● STORED DATA
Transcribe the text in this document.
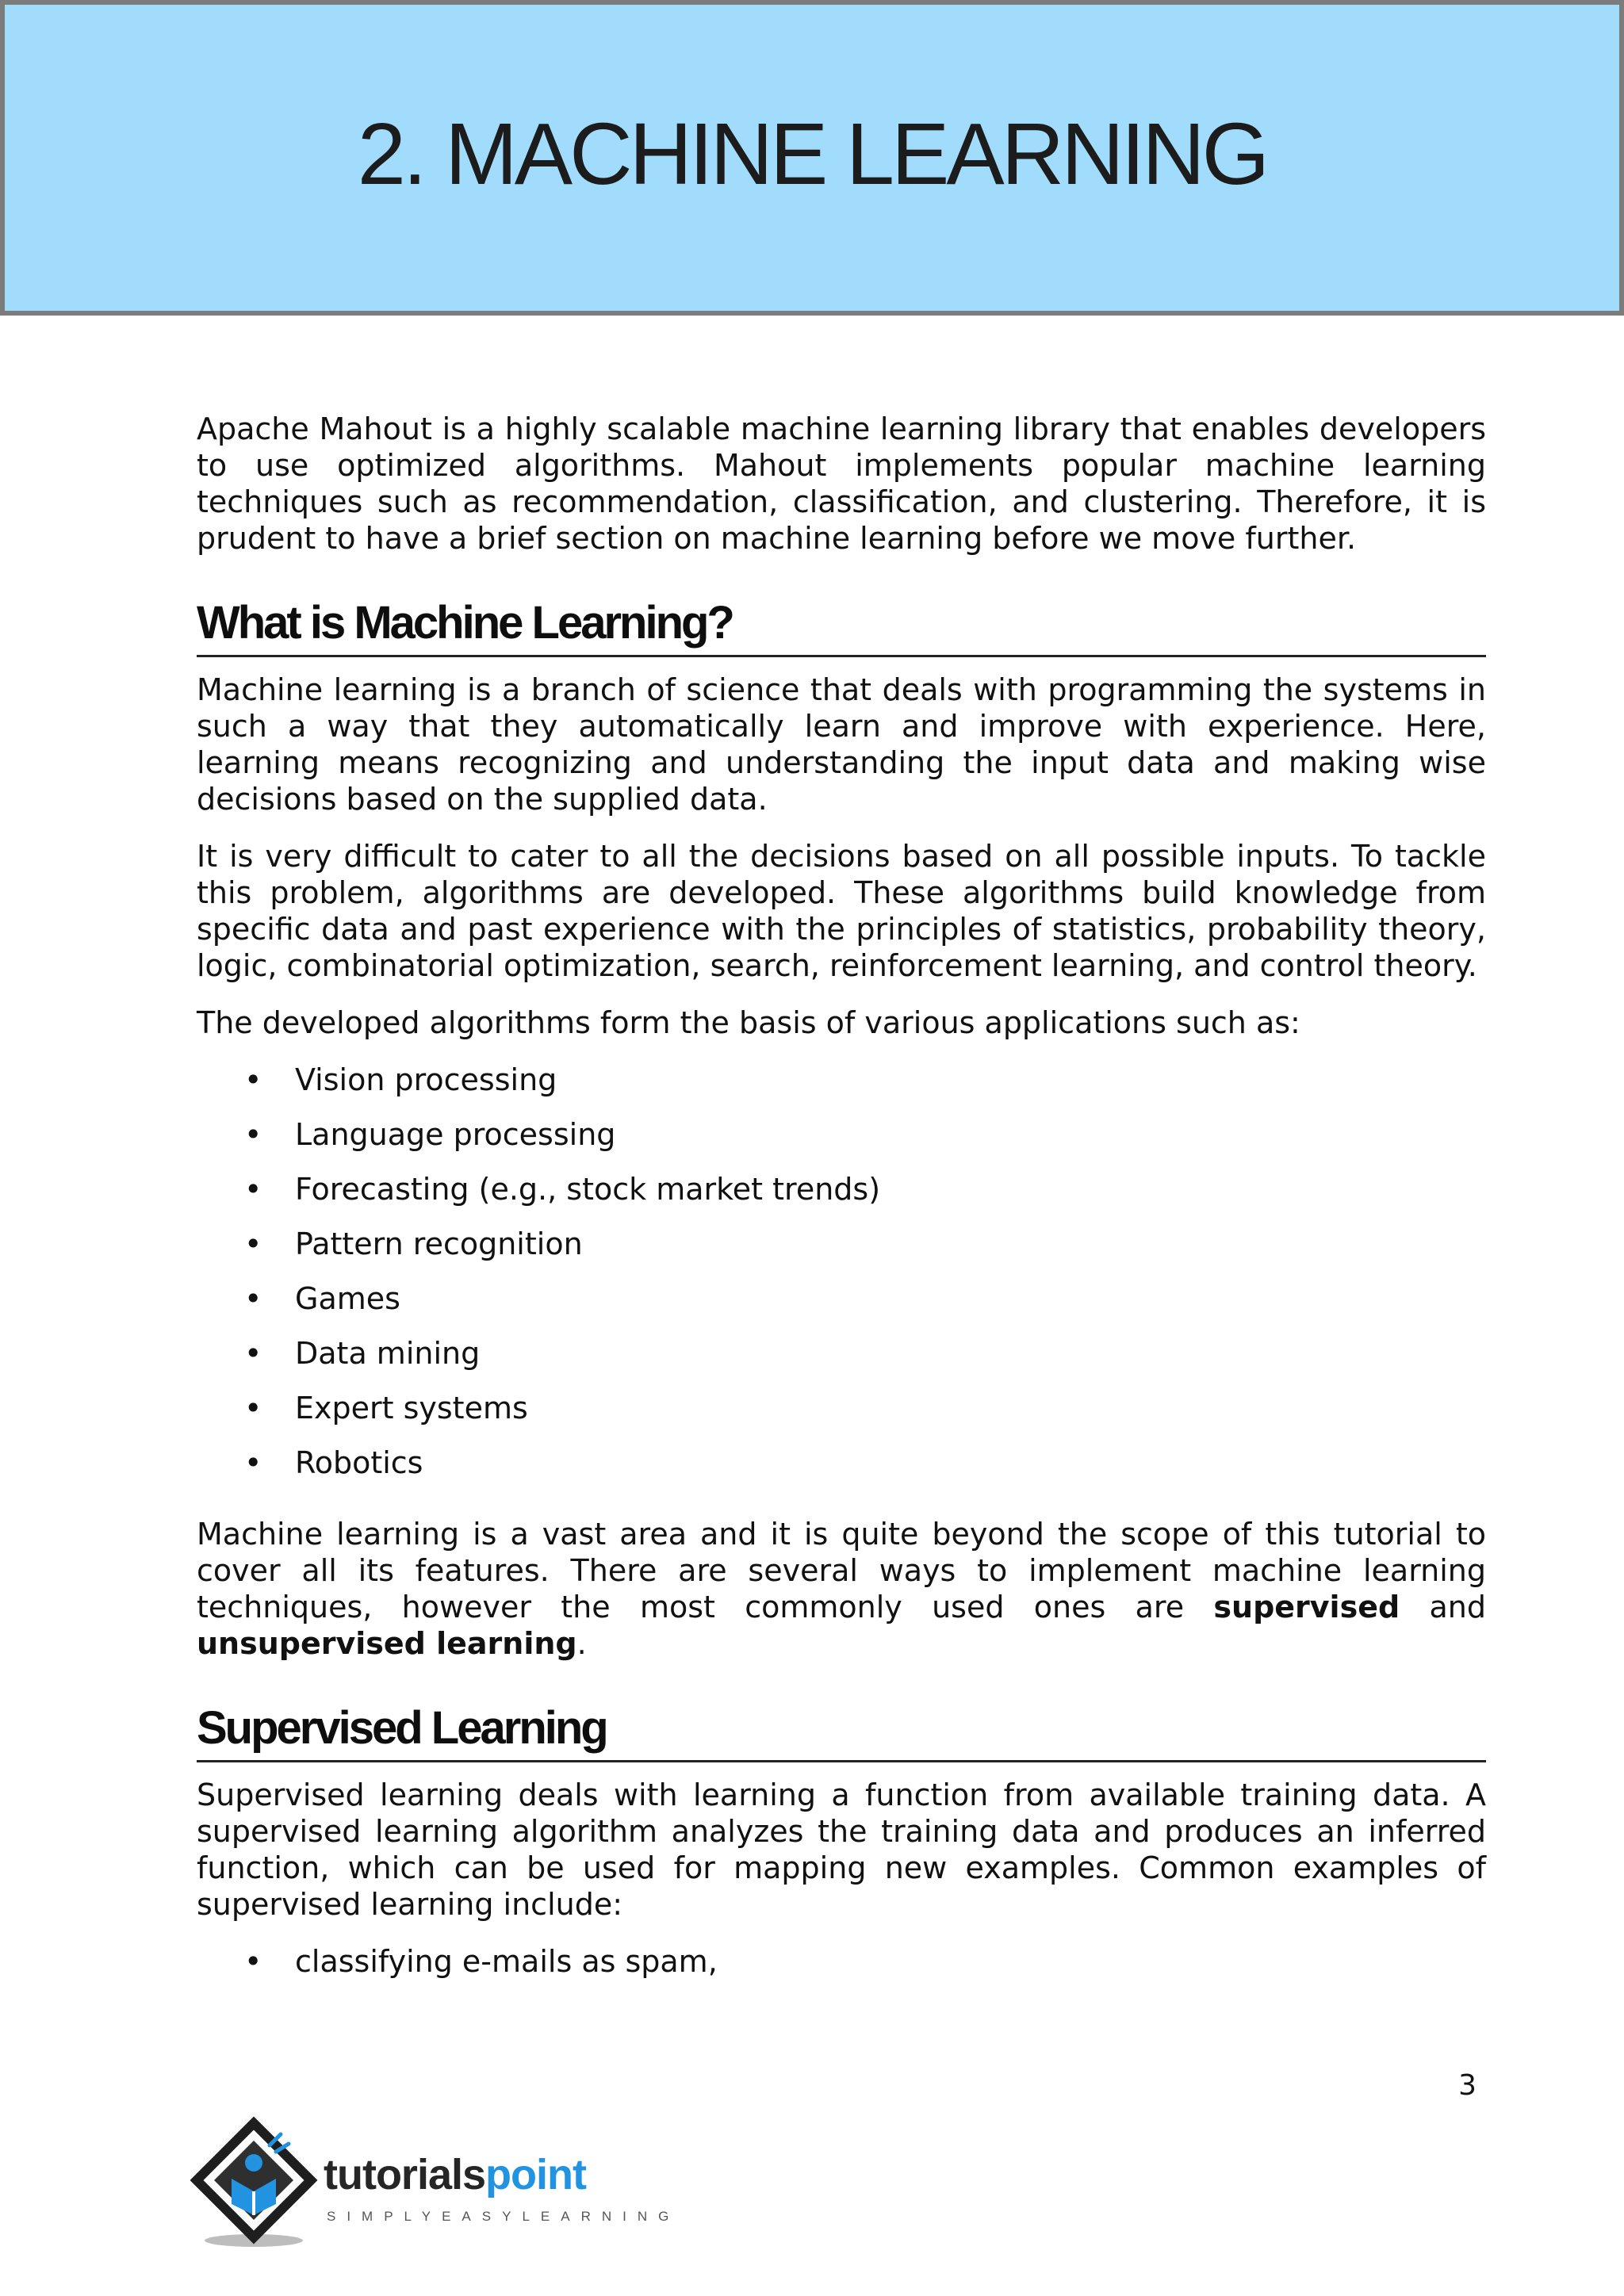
2. MACHINE LEARNING

Apache Mahout is a highly scalable machine learning library that enables developers to use optimized algorithms. Mahout implements popular machine learning techniques such as recommendation, classification, and clustering. Therefore, it is prudent to have a brief section on machine learning before we move further.

What is Machine Learning?

Machine learning is a branch of science that deals with programming the systems in such a way that they automatically learn and improve with experience. Here, learning means recognizing and understanding the input data and making wise decisions based on the supplied data.

It is very difficult to cater to all the decisions based on all possible inputs. To tackle this problem, algorithms are developed. These algorithms build knowledge from specific data and past experience with the principles of statistics, probability theory, logic, combinatorial optimization, search, reinforcement learning, and control theory.

The developed algorithms form the basis of various applications such as:

• Vision processing
• Language processing
• Forecasting (e.g., stock market trends)
• Pattern recognition
• Games
• Data mining
• Expert systems
• Robotics

Machine learning is a vast area and it is quite beyond the scope of this tutorial to cover all its features. There are several ways to implement machine learning techniques, however the most commonly used ones are supervised and unsupervised learning.

Supervised Learning

Supervised learning deals with learning a function from available training data. A supervised learning algorithm analyzes the training data and produces an inferred function, which can be used for mapping new examples. Common examples of supervised learning include:

• classifying e-mails as spam,
3
tutorialspoint
SIMPLYEASYLEARNING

● WHAT THIS TASK INVOLVES
All of the records need repeating exactly, except for the pictures.

● SOLVED EXERCISE
Transcribe the text in this document.
2. MACHINE LEARNING

Apache Mahout is a highly scalable machine learning library that enables developers to use optimized algorithms. Mahout implements popular machine learning techniques such as recommendation, classification, and clustering. Therefore, it is prudent to have a brief section on machine learning before we move further.

What is Machine Learning?

Machine learning is a branch of science that deals with programming the systems in such a way that they automatically learn and improve with experience. Here, learning means recognizing and understanding the input data and making wise decisions based on the supplied data.

It is very difficult to cater to all the decisions based on all possible inputs. To tackle this problem, algorithms are developed. These algorithms build knowledge from specific data and past experience with the principles of statistics, probability theory, logic, combinatorial optimization, search, reinforcement learning, and control theory.

The developed algorithms form the basis of various applications such as:

• Vision processing
• Language processing
• Forecasting (e.g., stock market trends)
• Pattern recognition
• Games
• Data mining
• Expert systems
• Robotics

Machine learning is a vast area and it is quite beyond the scope of this tutorial to cover all its features. There are several ways to implement machine learning techniques, however the most commonly used ones are supervised and unsupervised learning.

Supervised Learning

Supervised learning deals with learning a function from available training data. A supervised learning algorithm analyzes the training data and produces an inferred function, which can be used for mapping new examples. Common examples of supervised learning include:

• classifying e-mails as spam,
3
tutorialspoint
SIMPLYEASYLEARNING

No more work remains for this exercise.